Repeat the records below word for word, but start at the line that contains "Serialize everything readable", stop after the last line, and include nothing else.

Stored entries

────────────────────────────────────────

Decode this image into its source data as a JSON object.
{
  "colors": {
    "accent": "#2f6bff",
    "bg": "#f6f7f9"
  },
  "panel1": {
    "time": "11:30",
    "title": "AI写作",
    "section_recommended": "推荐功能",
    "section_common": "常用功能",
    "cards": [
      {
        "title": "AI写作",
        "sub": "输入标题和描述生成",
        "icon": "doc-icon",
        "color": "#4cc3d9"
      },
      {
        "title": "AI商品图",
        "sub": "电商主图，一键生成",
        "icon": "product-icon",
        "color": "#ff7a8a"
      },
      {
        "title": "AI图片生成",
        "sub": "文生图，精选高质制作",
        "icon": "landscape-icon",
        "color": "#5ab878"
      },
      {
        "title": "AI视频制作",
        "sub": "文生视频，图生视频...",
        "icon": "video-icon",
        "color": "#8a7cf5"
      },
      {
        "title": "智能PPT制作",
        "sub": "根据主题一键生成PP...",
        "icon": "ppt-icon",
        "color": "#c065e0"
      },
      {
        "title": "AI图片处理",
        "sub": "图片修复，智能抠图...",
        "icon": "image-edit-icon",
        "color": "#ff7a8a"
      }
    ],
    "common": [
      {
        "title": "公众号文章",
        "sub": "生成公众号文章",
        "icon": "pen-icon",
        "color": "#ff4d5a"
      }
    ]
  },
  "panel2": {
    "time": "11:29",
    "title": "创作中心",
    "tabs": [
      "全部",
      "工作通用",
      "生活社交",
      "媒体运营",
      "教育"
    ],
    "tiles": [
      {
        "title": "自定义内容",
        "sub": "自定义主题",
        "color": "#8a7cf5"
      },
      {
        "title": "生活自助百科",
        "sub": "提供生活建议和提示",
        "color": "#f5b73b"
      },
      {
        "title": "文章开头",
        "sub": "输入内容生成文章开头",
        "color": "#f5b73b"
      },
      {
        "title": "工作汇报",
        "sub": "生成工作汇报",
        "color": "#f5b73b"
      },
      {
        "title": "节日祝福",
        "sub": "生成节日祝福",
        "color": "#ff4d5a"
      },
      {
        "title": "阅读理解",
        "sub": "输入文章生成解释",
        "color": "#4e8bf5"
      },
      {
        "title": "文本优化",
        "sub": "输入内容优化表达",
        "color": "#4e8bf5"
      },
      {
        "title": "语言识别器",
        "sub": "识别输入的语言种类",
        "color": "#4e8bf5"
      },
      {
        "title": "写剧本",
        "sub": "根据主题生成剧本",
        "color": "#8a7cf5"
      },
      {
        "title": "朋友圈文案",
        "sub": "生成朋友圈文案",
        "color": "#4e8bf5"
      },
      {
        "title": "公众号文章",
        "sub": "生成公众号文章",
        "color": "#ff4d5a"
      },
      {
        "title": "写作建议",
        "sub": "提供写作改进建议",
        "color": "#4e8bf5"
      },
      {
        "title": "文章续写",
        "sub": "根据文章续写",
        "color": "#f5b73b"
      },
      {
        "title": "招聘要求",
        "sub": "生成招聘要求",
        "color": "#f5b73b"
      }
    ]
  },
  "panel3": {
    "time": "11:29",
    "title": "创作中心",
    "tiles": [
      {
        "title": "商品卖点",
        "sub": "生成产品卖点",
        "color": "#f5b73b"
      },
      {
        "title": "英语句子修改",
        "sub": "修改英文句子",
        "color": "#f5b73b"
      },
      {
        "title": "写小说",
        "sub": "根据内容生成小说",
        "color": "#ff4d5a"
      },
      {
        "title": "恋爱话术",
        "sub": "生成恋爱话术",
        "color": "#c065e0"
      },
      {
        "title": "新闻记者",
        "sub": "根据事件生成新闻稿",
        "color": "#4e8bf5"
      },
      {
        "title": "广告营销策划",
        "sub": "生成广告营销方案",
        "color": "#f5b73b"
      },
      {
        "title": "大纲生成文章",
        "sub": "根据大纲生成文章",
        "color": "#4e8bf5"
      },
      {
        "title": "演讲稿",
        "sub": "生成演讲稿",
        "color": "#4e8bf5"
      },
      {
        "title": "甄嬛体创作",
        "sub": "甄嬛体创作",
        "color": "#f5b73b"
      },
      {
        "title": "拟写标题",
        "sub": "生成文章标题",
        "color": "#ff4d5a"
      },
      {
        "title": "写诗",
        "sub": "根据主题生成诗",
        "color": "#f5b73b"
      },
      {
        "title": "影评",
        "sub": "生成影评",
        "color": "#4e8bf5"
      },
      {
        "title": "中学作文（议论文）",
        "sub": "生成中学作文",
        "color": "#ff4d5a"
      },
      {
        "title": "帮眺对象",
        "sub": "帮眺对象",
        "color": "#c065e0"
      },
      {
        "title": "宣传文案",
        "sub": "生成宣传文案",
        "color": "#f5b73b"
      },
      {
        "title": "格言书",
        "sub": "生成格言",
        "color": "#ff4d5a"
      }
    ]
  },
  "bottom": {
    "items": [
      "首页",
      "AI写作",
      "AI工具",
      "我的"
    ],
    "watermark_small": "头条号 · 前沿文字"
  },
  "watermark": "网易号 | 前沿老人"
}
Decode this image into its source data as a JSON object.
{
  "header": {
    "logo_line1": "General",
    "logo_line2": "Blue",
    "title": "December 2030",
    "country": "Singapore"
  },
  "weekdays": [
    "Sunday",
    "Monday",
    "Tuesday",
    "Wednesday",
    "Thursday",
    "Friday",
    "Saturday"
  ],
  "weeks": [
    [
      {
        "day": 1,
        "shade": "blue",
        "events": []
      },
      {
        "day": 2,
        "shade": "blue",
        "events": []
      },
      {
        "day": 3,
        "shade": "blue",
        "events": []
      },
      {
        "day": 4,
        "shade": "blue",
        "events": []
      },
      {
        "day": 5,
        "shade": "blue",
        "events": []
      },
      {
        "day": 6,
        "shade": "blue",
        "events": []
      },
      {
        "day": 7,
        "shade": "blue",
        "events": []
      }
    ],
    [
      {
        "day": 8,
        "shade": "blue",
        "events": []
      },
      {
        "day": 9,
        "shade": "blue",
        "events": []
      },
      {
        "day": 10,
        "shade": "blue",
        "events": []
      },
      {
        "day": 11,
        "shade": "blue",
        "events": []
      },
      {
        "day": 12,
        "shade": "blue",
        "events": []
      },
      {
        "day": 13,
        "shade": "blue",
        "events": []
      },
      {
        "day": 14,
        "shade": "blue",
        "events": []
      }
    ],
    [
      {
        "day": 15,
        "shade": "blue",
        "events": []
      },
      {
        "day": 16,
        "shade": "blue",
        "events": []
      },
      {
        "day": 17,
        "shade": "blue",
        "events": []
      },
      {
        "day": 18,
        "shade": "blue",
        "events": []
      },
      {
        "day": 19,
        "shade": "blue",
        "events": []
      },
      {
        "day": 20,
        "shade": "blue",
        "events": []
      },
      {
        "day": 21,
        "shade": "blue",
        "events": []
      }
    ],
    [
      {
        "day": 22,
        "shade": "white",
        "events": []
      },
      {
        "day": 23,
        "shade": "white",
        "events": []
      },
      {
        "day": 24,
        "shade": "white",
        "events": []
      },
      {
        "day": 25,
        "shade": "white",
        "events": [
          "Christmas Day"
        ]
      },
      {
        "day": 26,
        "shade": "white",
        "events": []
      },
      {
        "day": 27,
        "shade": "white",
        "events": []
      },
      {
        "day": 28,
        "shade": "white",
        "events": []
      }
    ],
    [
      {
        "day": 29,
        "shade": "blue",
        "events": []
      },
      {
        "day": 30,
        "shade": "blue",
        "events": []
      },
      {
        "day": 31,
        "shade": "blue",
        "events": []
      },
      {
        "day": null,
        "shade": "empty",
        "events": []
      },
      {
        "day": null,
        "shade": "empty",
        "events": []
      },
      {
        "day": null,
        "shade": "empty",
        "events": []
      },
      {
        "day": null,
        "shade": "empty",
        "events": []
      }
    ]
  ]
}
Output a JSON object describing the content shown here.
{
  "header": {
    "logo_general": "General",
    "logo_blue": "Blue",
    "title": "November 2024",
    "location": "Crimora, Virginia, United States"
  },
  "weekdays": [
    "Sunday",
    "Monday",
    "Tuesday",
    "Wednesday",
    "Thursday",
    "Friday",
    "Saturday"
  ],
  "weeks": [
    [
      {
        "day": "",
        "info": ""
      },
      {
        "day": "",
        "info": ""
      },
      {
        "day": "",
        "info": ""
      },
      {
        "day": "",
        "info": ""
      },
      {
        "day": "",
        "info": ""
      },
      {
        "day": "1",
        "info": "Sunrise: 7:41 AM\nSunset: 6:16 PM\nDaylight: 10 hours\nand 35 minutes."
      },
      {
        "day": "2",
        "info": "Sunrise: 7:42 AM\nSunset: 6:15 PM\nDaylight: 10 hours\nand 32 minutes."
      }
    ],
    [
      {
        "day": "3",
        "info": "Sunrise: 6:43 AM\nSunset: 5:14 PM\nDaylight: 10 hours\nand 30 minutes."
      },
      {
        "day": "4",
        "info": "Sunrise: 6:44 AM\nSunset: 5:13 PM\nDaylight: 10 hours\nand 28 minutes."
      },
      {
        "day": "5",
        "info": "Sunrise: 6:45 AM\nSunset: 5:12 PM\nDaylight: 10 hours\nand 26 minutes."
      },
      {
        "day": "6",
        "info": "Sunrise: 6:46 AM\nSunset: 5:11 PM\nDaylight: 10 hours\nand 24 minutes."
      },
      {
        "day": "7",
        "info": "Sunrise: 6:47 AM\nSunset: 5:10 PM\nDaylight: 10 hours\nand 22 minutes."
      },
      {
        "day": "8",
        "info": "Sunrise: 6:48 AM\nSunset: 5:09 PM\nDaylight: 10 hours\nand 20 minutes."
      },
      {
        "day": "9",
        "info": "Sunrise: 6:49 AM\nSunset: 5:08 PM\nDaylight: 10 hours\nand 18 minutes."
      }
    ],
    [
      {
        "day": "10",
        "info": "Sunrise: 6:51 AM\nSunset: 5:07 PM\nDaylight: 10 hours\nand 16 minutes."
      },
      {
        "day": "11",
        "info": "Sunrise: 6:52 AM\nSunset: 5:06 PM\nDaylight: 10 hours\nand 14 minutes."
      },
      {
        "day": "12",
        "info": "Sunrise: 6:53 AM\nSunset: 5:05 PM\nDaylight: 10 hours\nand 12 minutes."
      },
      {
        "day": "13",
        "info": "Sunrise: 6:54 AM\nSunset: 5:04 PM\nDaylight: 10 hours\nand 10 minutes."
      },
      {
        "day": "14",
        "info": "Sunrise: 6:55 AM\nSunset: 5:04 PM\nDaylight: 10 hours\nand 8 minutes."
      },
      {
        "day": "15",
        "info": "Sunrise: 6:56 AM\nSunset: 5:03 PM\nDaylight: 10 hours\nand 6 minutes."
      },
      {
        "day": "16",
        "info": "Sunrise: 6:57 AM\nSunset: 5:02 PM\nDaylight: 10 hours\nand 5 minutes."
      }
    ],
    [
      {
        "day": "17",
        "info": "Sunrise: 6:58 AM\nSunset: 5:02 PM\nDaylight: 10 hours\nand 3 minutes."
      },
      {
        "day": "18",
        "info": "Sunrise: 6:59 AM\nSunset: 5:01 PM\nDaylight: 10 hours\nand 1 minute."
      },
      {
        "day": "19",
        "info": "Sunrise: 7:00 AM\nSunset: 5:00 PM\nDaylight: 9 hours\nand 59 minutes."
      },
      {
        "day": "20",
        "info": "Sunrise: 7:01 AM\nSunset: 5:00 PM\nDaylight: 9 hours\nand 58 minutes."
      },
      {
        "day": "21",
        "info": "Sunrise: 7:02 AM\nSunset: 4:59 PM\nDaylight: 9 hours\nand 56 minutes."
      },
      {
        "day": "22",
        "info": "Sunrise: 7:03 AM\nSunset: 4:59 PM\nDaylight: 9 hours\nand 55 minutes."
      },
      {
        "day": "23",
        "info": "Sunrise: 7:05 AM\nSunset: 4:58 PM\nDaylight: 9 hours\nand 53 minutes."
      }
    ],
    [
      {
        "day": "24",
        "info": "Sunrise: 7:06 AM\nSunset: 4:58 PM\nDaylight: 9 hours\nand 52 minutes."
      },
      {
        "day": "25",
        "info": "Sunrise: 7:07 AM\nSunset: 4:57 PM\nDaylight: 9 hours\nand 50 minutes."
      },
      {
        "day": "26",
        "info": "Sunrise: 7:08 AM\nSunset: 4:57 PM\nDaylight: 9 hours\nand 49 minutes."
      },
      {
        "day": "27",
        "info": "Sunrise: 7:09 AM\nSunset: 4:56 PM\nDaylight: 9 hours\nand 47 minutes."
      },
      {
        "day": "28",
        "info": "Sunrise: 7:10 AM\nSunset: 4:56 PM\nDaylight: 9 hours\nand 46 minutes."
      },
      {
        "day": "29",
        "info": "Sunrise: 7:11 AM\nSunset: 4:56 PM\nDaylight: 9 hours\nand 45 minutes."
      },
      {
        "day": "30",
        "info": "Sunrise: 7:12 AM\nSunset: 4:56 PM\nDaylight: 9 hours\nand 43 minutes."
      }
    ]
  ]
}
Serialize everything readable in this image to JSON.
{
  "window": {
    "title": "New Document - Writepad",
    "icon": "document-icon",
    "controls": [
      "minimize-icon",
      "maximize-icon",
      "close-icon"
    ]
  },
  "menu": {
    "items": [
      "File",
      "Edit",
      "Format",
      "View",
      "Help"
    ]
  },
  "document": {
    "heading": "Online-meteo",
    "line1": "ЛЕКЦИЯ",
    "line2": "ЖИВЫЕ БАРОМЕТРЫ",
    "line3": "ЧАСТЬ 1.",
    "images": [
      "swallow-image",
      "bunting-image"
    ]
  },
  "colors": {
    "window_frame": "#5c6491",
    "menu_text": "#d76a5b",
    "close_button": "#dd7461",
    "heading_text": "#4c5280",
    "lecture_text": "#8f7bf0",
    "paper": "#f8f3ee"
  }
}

────────────────────────────────────────

**Exercise response:**
Serialize everything readable in this image to JSON.
{
  "window": {
    "title": "New Document - Writepad",
    "icon": "document-icon",
    "controls": [
      "minimize-icon",
      "maximize-icon",
      "close-icon"
    ]
  },
  "menu": {
    "items": [
      "File",
      "Edit",
      "Format",
      "View",
      "Help"
    ]
  },
  "document": {
    "heading": "Online-meteo",
    "line1": "ЛЕКЦИЯ",
    "line2": "ЖИВЫЕ БАРОМЕТРЫ",
    "line3": "ЧАСТЬ 1.",
    "images": [
      "swallow-image",
      "bunting-image"
    ]
  },
  "colors": {
    "window_frame": "#5c6491",
    "menu_text": "#d76a5b",
    "close_button": "#dd7461",
    "heading_text": "#4c5280",
    "lecture_text": "#8f7bf0",
    "paper": "#f8f3ee"
  }
}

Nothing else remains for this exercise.